Records provided |
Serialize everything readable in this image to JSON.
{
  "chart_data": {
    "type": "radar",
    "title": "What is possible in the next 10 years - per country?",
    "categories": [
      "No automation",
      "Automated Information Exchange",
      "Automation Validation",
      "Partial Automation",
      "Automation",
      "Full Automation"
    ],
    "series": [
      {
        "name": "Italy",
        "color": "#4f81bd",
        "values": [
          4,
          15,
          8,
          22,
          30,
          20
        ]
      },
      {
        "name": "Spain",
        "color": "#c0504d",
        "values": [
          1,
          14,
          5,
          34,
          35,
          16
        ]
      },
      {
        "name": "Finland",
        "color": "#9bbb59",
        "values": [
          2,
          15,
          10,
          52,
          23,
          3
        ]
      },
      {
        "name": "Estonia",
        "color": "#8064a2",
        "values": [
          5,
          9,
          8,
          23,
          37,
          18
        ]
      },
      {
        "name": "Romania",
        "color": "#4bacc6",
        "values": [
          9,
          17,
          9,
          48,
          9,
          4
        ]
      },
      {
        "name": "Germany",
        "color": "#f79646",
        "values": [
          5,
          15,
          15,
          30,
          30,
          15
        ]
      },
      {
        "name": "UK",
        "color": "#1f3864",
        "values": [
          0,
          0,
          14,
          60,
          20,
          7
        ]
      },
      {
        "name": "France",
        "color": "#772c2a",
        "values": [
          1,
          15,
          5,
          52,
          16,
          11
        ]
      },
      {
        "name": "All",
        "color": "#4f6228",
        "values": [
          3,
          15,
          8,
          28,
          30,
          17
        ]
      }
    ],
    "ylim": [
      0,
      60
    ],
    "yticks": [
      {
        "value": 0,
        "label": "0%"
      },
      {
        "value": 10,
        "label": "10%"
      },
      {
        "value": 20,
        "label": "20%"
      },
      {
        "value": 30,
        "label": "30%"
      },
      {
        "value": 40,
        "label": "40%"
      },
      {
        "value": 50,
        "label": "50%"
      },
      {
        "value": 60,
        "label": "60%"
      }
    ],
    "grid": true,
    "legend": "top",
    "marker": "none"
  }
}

What the task requires | Write out the complete set of records exactly as given.

Reply |
Serialize everything readable in this image to JSON.
{
  "chart_data": {
    "type": "radar",
    "title": "What is possible in the next 10 years - per country?",
    "categories": [
      "No automation",
      "Automated Information Exchange",
      "Automation Validation",
      "Partial Automation",
      "Automation",
      "Full Automation"
    ],
    "series": [
      {
        "name": "Italy",
        "color": "#4f81bd",
        "values": [
          4,
          15,
          8,
          22,
          30,
          20
        ]
      },
      {
        "name": "Spain",
        "color": "#c0504d",
        "values": [
          1,
          14,
          5,
          34,
          35,
          16
        ]
      },
      {
        "name": "Finland",
        "color": "#9bbb59",
        "values": [
          2,
          15,
          10,
          52,
          23,
          3
        ]
      },
      {
        "name": "Estonia",
        "color": "#8064a2",
        "values": [
          5,
          9,
          8,
          23,
          37,
          18
        ]
      },
      {
        "name": "Romania",
        "color": "#4bacc6",
        "values": [
          9,
          17,
          9,
          48,
          9,
          4
        ]
      },
      {
        "name": "Germany",
        "color": "#f79646",
        "values": [
          5,
          15,
          15,
          30,
          30,
          15
        ]
      },
      {
        "name": "UK",
        "color": "#1f3864",
        "values": [
          0,
          0,
          14,
          60,
          20,
          7
        ]
      },
      {
        "name": "France",
        "color": "#772c2a",
        "values": [
          1,
          15,
          5,
          52,
          16,
          11
        ]
      },
      {
        "name": "All",
        "color": "#4f6228",
        "values": [
          3,
          15,
          8,
          28,
          30,
          17
        ]
      }
    ],
    "ylim": [
      0,
      60
    ],
    "yticks": [
      {
        "value": 0,
        "label": "0%"
      },
      {
        "value": 10,
        "label": "10%"
      },
      {
        "value": 20,
        "label": "20%"
      },
      {
        "value": 30,
        "label": "30%"
      },
      {
        "value": 40,
        "label": "40%"
      },
      {
        "value": 50,
        "label": "50%"
      },
      {
        "value": 60,
        "label": "60%"
      }
    ],
    "grid": true,
    "legend": "top",
    "marker": "none"
  }
}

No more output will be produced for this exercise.